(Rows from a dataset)
----

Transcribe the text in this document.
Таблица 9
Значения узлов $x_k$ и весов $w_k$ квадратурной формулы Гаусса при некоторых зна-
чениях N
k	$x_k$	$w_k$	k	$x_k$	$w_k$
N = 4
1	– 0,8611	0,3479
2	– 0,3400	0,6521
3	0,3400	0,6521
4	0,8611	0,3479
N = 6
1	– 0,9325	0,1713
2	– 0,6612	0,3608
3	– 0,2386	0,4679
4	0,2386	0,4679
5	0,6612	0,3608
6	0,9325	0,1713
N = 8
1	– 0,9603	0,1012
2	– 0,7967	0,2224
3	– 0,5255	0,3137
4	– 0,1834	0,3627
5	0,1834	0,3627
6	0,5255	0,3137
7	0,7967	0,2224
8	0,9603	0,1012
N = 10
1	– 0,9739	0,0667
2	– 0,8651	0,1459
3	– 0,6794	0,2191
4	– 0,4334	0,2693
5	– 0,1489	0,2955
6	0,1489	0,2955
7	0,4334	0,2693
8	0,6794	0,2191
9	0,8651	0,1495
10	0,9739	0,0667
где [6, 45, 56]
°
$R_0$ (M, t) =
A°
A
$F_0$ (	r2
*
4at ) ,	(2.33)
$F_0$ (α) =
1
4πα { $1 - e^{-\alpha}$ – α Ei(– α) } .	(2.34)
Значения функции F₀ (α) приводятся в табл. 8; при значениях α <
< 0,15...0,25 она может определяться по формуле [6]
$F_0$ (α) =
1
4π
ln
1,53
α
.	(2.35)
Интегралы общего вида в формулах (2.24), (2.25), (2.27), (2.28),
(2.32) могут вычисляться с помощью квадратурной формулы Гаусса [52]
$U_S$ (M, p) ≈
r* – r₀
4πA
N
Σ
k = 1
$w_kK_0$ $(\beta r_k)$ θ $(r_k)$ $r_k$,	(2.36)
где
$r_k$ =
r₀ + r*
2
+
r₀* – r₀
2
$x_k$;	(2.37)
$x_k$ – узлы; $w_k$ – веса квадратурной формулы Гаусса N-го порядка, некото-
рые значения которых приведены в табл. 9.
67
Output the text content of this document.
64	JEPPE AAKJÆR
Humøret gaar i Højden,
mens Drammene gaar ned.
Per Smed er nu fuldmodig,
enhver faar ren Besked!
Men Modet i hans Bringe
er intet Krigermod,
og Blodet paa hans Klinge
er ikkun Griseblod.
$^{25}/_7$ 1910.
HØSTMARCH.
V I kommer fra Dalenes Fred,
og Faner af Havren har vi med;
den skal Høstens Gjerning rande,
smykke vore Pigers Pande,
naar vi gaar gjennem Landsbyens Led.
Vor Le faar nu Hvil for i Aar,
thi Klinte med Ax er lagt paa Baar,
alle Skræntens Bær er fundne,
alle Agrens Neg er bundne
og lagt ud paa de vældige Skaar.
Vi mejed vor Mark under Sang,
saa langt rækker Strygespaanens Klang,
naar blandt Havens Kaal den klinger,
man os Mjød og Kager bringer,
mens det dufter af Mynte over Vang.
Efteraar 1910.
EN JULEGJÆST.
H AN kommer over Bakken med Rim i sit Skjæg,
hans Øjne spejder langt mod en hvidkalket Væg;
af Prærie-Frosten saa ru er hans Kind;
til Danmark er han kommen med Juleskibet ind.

----

### Written instruction
In the listing above, find each line with the word "mens" and copy it.

### Solution for this problem
mens Drammene gaar ned.
mens det dufter af Mynte over Vang.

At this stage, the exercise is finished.